■ **TASK STATEMENT**
The entries that follow should be written out exactly.

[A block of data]

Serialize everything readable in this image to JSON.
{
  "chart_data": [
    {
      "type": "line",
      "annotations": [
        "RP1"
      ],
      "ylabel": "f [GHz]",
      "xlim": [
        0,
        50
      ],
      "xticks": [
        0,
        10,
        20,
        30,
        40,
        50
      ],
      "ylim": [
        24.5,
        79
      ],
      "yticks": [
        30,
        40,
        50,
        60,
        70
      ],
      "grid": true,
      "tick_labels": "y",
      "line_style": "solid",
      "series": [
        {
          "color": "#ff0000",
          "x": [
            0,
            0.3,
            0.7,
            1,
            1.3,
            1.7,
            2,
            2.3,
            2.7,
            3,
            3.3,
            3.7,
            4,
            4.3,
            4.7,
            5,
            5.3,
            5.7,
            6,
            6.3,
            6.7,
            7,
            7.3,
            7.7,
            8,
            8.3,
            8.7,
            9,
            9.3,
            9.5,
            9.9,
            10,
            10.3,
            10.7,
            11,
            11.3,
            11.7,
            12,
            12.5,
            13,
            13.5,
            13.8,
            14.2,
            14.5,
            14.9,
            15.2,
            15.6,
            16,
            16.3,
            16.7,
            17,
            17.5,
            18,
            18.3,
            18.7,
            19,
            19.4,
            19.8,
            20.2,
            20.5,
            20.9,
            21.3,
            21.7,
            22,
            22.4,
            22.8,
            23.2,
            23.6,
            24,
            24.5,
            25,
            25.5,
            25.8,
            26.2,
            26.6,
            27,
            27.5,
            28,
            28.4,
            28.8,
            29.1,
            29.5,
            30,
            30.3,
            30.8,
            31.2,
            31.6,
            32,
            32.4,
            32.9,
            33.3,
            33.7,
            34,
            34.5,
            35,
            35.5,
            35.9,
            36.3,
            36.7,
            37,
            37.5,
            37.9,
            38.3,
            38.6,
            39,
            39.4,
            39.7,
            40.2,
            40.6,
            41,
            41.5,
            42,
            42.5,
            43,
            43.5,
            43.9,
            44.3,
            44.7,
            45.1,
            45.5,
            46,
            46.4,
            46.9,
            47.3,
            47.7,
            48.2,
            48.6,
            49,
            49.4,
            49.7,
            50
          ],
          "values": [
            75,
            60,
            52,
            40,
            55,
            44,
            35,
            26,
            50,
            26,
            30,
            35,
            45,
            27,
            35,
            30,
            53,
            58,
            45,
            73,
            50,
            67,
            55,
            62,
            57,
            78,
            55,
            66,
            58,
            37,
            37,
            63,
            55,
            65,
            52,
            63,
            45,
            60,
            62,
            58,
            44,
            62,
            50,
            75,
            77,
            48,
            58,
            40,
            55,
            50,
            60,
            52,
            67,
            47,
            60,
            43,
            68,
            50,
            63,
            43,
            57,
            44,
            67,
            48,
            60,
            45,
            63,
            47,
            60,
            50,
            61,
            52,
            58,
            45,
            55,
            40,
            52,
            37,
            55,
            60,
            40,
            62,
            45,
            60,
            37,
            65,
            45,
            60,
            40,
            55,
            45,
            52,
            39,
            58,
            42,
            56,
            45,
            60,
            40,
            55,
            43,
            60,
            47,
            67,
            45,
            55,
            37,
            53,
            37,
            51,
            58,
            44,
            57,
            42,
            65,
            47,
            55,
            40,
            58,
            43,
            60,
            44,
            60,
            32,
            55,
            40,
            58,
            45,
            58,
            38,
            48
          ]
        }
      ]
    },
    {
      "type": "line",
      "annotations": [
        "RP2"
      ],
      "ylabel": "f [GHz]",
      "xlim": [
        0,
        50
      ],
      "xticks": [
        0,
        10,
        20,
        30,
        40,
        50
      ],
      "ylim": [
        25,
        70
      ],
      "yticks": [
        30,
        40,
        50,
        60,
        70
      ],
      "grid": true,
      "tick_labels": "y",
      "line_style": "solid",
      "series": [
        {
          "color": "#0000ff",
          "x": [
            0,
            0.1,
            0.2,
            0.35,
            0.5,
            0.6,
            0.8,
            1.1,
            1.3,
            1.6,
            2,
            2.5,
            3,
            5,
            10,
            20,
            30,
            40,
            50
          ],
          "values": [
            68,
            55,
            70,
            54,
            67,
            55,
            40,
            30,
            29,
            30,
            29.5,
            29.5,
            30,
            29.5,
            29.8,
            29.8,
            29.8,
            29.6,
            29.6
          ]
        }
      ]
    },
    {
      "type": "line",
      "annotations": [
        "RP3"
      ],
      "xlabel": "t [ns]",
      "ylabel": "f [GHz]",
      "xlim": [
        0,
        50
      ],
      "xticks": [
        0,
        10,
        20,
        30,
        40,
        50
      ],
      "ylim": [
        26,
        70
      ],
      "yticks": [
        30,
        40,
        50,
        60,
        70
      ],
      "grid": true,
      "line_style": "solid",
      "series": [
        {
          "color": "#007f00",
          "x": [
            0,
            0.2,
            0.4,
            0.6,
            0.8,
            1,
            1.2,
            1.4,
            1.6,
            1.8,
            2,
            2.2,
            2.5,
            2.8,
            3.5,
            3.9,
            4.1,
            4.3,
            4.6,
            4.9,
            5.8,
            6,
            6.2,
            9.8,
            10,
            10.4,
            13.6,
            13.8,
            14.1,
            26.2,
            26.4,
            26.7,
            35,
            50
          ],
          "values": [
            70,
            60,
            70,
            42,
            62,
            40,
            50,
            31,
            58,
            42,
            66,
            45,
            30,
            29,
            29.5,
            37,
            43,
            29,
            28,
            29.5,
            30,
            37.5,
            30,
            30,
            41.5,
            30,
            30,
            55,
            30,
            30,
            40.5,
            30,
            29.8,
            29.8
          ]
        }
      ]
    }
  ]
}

■ **ANSWER TO THIS TASK**
Serialize everything readable in this image to JSON.
{
  "chart_data": [
    {
      "type": "line",
      "annotations": [
        "RP1"
      ],
      "ylabel": "f [GHz]",
      "xlim": [
        0,
        50
      ],
      "xticks": [
        0,
        10,
        20,
        30,
        40,
        50
      ],
      "ylim": [
        24.5,
        79
      ],
      "yticks": [
        30,
        40,
        50,
        60,
        70
      ],
      "grid": true,
      "tick_labels": "y",
      "line_style": "solid",
      "series": [
        {
          "color": "#ff0000",
          "x": [
            0,
            0.3,
            0.7,
            1,
            1.3,
            1.7,
            2,
            2.3,
            2.7,
            3,
            3.3,
            3.7,
            4,
            4.3,
            4.7,
            5,
            5.3,
            5.7,
            6,
            6.3,
            6.7,
            7,
            7.3,
            7.7,
            8,
            8.3,
            8.7,
            9,
            9.3,
            9.5,
            9.9,
            10,
            10.3,
            10.7,
            11,
            11.3,
            11.7,
            12,
            12.5,
            13,
            13.5,
            13.8,
            14.2,
            14.5,
            14.9,
            15.2,
            15.6,
            16,
            16.3,
            16.7,
            17,
            17.5,
            18,
            18.3,
            18.7,
            19,
            19.4,
            19.8,
            20.2,
            20.5,
            20.9,
            21.3,
            21.7,
            22,
            22.4,
            22.8,
            23.2,
            23.6,
            24,
            24.5,
            25,
            25.5,
            25.8,
            26.2,
            26.6,
            27,
            27.5,
            28,
            28.4,
            28.8,
            29.1,
            29.5,
            30,
            30.3,
            30.8,
            31.2,
            31.6,
            32,
            32.4,
            32.9,
            33.3,
            33.7,
            34,
            34.5,
            35,
            35.5,
            35.9,
            36.3,
            36.7,
            37,
            37.5,
            37.9,
            38.3,
            38.6,
            39,
            39.4,
            39.7,
            40.2,
            40.6,
            41,
            41.5,
            42,
            42.5,
            43,
            43.5,
            43.9,
            44.3,
            44.7,
            45.1,
            45.5,
            46,
            46.4,
            46.9,
            47.3,
            47.7,
            48.2,
            48.6,
            49,
            49.4,
            49.7,
            50
          ],
          "values": [
            75,
            60,
            52,
            40,
            55,
            44,
            35,
            26,
            50,
            26,
            30,
            35,
            45,
            27,
            35,
            30,
            53,
            58,
            45,
            73,
            50,
            67,
            55,
            62,
            57,
            78,
            55,
            66,
            58,
            37,
            37,
            63,
            55,
            65,
            52,
            63,
            45,
            60,
            62,
            58,
            44,
            62,
            50,
            75,
            77,
            48,
            58,
            40,
            55,
            50,
            60,
            52,
            67,
            47,
            60,
            43,
            68,
            50,
            63,
            43,
            57,
            44,
            67,
            48,
            60,
            45,
            63,
            47,
            60,
            50,
            61,
            52,
            58,
            45,
            55,
            40,
            52,
            37,
            55,
            60,
            40,
            62,
            45,
            60,
            37,
            65,
            45,
            60,
            40,
            55,
            45,
            52,
            39,
            58,
            42,
            56,
            45,
            60,
            40,
            55,
            43,
            60,
            47,
            67,
            45,
            55,
            37,
            53,
            37,
            51,
            58,
            44,
            57,
            42,
            65,
            47,
            55,
            40,
            58,
            43,
            60,
            44,
            60,
            32,
            55,
            40,
            58,
            45,
            58,
            38,
            48
          ]
        }
      ]
    },
    {
      "type": "line",
      "annotations": [
        "RP2"
      ],
      "ylabel": "f [GHz]",
      "xlim": [
        0,
        50
      ],
      "xticks": [
        0,
        10,
        20,
        30,
        40,
        50
      ],
      "ylim": [
        25,
        70
      ],
      "yticks": [
        30,
        40,
        50,
        60,
        70
      ],
      "grid": true,
      "tick_labels": "y",
      "line_style": "solid",
      "series": [
        {
          "color": "#0000ff",
          "x": [
            0,
            0.1,
            0.2,
            0.35,
            0.5,
            0.6,
            0.8,
            1.1,
            1.3,
            1.6,
            2,
            2.5,
            3,
            5,
            10,
            20,
            30,
            40,
            50
          ],
          "values": [
            68,
            55,
            70,
            54,
            67,
            55,
            40,
            30,
            29,
            30,
            29.5,
            29.5,
            30,
            29.5,
            29.8,
            29.8,
            29.8,
            29.6,
            29.6
          ]
        }
      ]
    },
    {
      "type": "line",
      "annotations": [
        "RP3"
      ],
      "xlabel": "t [ns]",
      "ylabel": "f [GHz]",
      "xlim": [
        0,
        50
      ],
      "xticks": [
        0,
        10,
        20,
        30,
        40,
        50
      ],
      "ylim": [
        26,
        70
      ],
      "yticks": [
        30,
        40,
        50,
        60,
        70
      ],
      "grid": true,
      "line_style": "solid",
      "series": [
        {
          "color": "#007f00",
          "x": [
            0,
            0.2,
            0.4,
            0.6,
            0.8,
            1,
            1.2,
            1.4,
            1.6,
            1.8,
            2,
            2.2,
            2.5,
            2.8,
            3.5,
            3.9,
            4.1,
            4.3,
            4.6,
            4.9,
            5.8,
            6,
            6.2,
            9.8,
            10,
            10.4,
            13.6,
            13.8,
            14.1,
            26.2,
            26.4,
            26.7,
            35,
            50
          ],
          "values": [
            70,
            60,
            70,
            42,
            62,
            40,
            50,
            31,
            58,
            42,
            66,
            45,
            30,
            29,
            29.5,
            37,
            43,
            29,
            28,
            29.5,
            30,
            37.5,
            30,
            30,
            41.5,
            30,
            30,
            55,
            30,
            30,
            40.5,
            30,
            29.8,
            29.8
          ]
        }
      ]
    }
  ]
}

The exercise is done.